═══ RECORDS FOR THE EXERCISE

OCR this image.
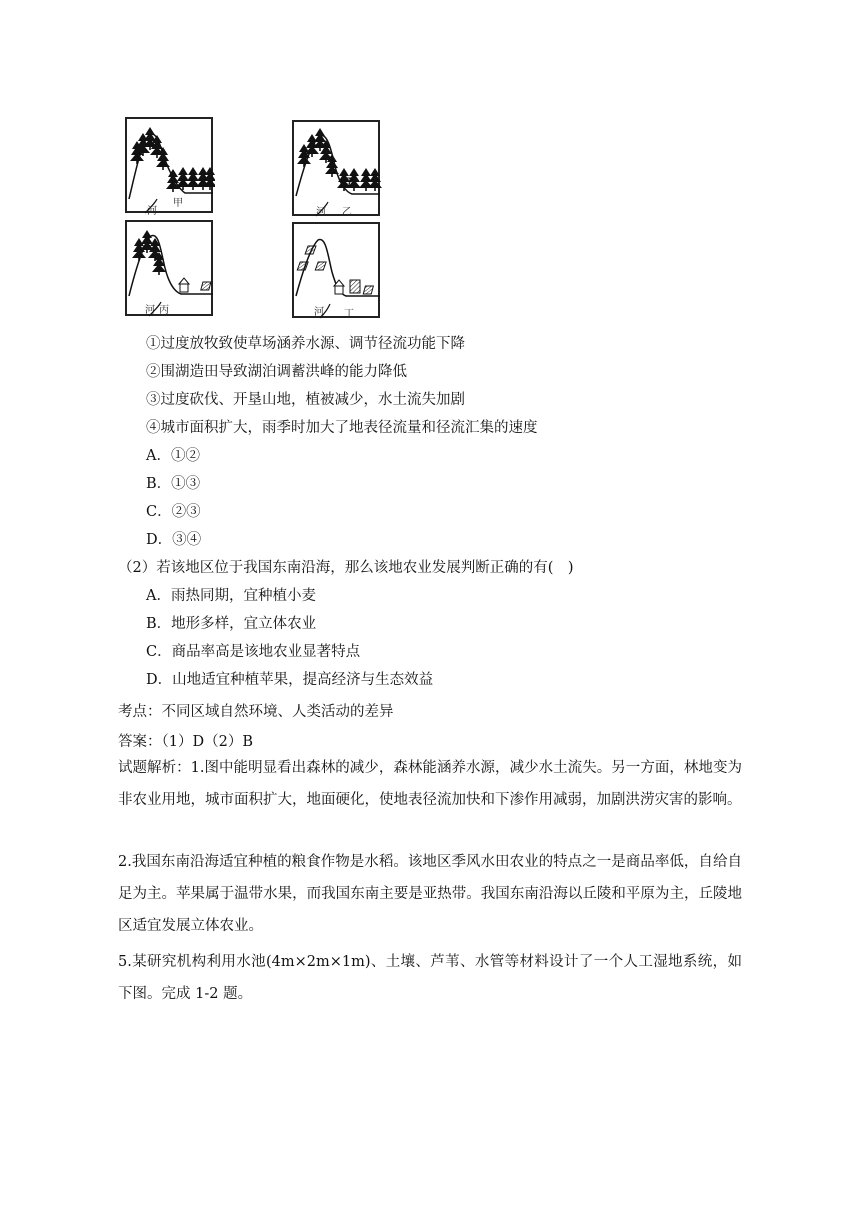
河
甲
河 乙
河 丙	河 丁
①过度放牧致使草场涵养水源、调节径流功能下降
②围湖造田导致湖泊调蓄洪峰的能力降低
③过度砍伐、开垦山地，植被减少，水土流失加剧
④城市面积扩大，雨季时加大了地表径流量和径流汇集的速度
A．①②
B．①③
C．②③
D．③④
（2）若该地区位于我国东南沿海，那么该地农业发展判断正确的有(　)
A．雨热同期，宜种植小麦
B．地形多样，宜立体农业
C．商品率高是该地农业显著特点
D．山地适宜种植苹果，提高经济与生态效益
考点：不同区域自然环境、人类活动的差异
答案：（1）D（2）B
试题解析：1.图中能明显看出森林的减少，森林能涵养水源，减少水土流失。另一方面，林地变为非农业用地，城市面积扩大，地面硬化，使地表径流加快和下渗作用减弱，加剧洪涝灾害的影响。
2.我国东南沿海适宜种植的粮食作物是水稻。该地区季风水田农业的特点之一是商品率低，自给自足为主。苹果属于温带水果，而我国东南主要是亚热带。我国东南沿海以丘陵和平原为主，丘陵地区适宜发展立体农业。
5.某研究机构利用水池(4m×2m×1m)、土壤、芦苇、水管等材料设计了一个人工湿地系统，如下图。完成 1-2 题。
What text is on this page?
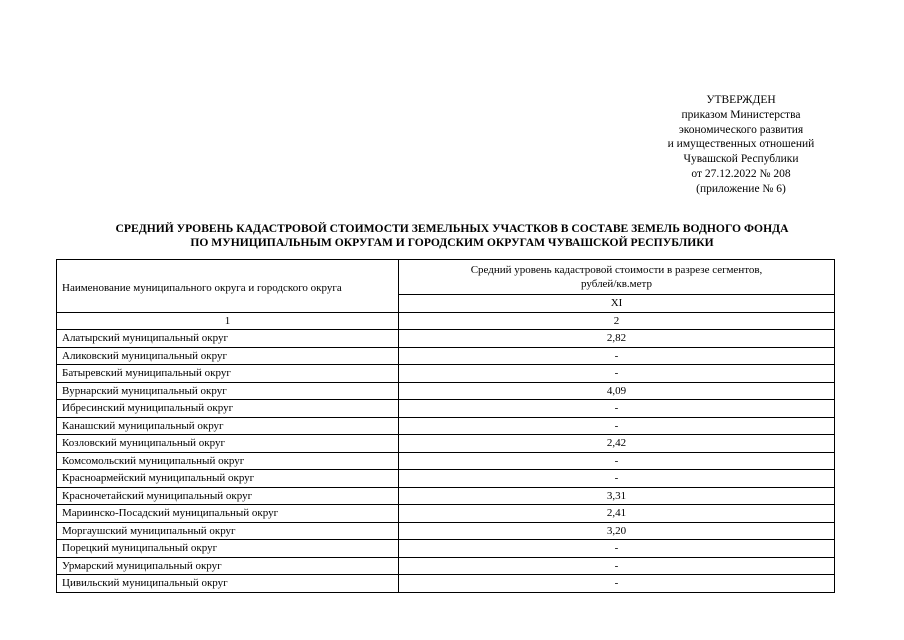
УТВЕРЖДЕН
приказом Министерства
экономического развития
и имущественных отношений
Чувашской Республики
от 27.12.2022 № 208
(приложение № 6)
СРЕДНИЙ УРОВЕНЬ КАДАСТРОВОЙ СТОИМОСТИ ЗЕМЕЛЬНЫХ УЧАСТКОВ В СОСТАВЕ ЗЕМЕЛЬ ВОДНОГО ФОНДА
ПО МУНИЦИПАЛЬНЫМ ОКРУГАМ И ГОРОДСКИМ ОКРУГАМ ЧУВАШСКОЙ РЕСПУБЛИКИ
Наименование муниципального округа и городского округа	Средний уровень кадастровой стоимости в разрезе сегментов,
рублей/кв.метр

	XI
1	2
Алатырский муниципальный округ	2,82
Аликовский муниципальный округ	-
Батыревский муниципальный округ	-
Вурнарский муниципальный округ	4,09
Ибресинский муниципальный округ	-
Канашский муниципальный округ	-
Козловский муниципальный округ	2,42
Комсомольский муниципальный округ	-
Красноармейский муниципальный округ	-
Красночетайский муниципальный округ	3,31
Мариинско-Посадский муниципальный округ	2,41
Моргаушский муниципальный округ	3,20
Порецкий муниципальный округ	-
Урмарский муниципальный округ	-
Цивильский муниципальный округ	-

══════

**WHAT THIS TASK INVOLVES:** Set each line of the records down exactly, leaving every picture out.

**OUTPUT OF THE TASK:**
OCR this image.
河
甲
河 乙
河 丙	河 丁
①过度放牧致使草场涵养水源、调节径流功能下降
②围湖造田导致湖泊调蓄洪峰的能力降低
③过度砍伐、开垦山地，植被减少，水土流失加剧
④城市面积扩大，雨季时加大了地表径流量和径流汇集的速度
A．①②
B．①③
C．②③
D．③④
（2）若该地区位于我国东南沿海，那么该地农业发展判断正确的有(　)
A．雨热同期，宜种植小麦
B．地形多样，宜立体农业
C．商品率高是该地农业显著特点
D．山地适宜种植苹果，提高经济与生态效益
考点：不同区域自然环境、人类活动的差异
答案：（1）D（2）B
试题解析：1.图中能明显看出森林的减少，森林能涵养水源，减少水土流失。另一方面，林地变为非农业用地，城市面积扩大，地面硬化，使地表径流加快和下渗作用减弱，加剧洪涝灾害的影响。
2.我国东南沿海适宜种植的粮食作物是水稻。该地区季风水田农业的特点之一是商品率低，自给自足为主。苹果属于温带水果，而我国东南主要是亚热带。我国东南沿海以丘陵和平原为主，丘陵地区适宜发展立体农业。
5.某研究机构利用水池(4m×2m×1m)、土壤、芦苇、水管等材料设计了一个人工湿地系统，如下图。完成 1-2 题。
What text is on this page?
УТВЕРЖДЕН
приказом Министерства
экономического развития
и имущественных отношений
Чувашской Республики
от 27.12.2022 № 208
(приложение № 6)
СРЕДНИЙ УРОВЕНЬ КАДАСТРОВОЙ СТОИМОСТИ ЗЕМЕЛЬНЫХ УЧАСТКОВ В СОСТАВЕ ЗЕМЕЛЬ ВОДНОГО ФОНДА
ПО МУНИЦИПАЛЬНЫМ ОКРУГАМ И ГОРОДСКИМ ОКРУГАМ ЧУВАШСКОЙ РЕСПУБЛИКИ
Наименование муниципального округа и городского округа	Средний уровень кадастровой стоимости в разрезе сегментов,
рублей/кв.метр

	XI
1	2
Алатырский муниципальный округ	2,82
Аликовский муниципальный округ	-
Батыревский муниципальный округ	-
Вурнарский муниципальный округ	4,09
Ибресинский муниципальный округ	-
Канашский муниципальный округ	-
Козловский муниципальный округ	2,42
Комсомольский муниципальный округ	-
Красноармейский муниципальный округ	-
Красночетайский муниципальный округ	3,31
Мариинско-Посадский муниципальный округ	2,41
Моргаушский муниципальный округ	3,20
Порецкий муниципальный округ	-
Урмарский муниципальный округ	-
Цивильский муниципальный округ	-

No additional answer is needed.